## Begin MATERIAL SHOWN

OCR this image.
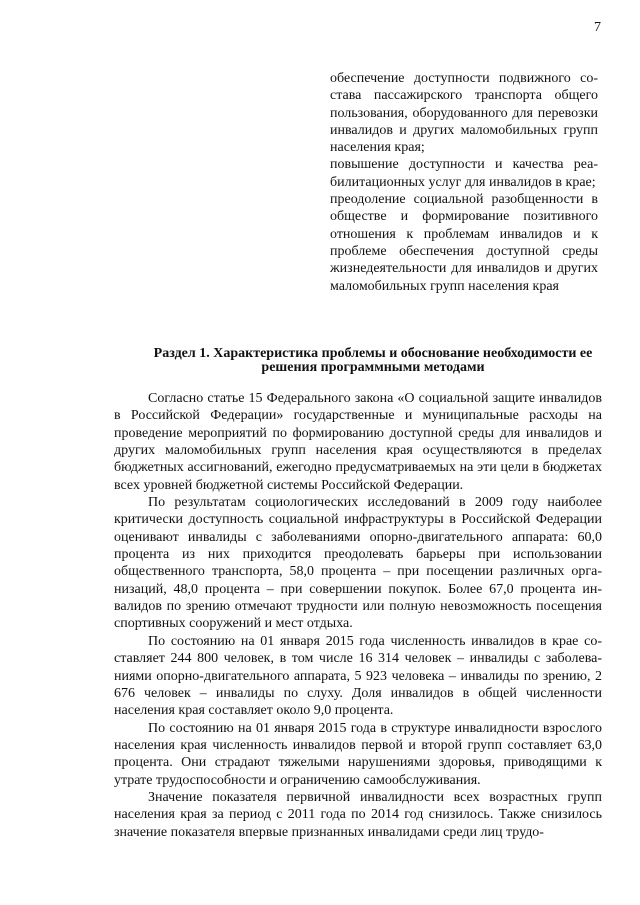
7

обеспечение доступности подвижного состава пассажирского транспорта общего пользования, оборудованного для перевозки инвалидов и других маломобильных групп населения края;

повышение доступности и качества реабилитационных услуг для инвалидов в крае;

преодоление социальной разобщенности в обществе и формирование позитивного отношения к проблемам инвалидов и к проблеме обеспечения доступной среды жизнедеятельности для инвалидов и других маломобильных групп населения края

Раздел 1. Характеристика проблемы и обоснование необходимости ее решения программными методами

Согласно статье 15 Федерального закона «О социальной защите инвалидов в Российской Федерации» государственные и муниципальные расходы на проведение мероприятий по формированию доступной среды для инвалидов и других маломобильных групп населения края осуществляются в пределах бюджетных ассигнований, ежегодно предусматриваемых на эти цели в бюджетах всех уровней бюджетной системы Российской Федерации.

По результатам социологических исследований в 2009 году наиболее критически доступность социальной инфраструктуры в Российской Федерации оценивают инвалиды с заболеваниями опорно-двигательного аппарата: 60,0 процента из них приходится преодолевать барьеры при использовании общественного транспорта, 58,0 процента – при посещении различных организаций, 48,0 процента – при совершении покупок. Более 67,0 процента инвалидов по зрению отмечают трудности или полную невозможность посещения спортивных сооружений и мест отдыха.

По состоянию на 01 января 2015 года численность инвалидов в крае составляет 244 800 человек, в том числе 16 314 человек – инвалиды с заболеваниями опорно-двигательного аппарата, 5 923 человека – инвалиды по зрению, 2 676 человек – инвалиды по слуху. Доля инвалидов в общей численности населения края составляет около 9,0 процента.

По состоянию на 01 января 2015 года в структуре инвалидности взрослого населения края численность инвалидов первой и второй групп составляет 63,0 процента. Они страдают тяжелыми нарушениями здоровья, приводящими к утрате трудоспособности и ограничению самообслуживания.

Значение показателя первичной инвалидности всех возрастных групп населения края за период с 2011 года по 2014 год снизилось. Также снизилось значение показателя впервые признанных инвалидами среди лиц трудо-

## End MATERIAL SHOWN

◆ THE REQUEST
Count every line of the records that holds "доступности". State the number, nothing else.

◆ EXERCISE ANSWER
2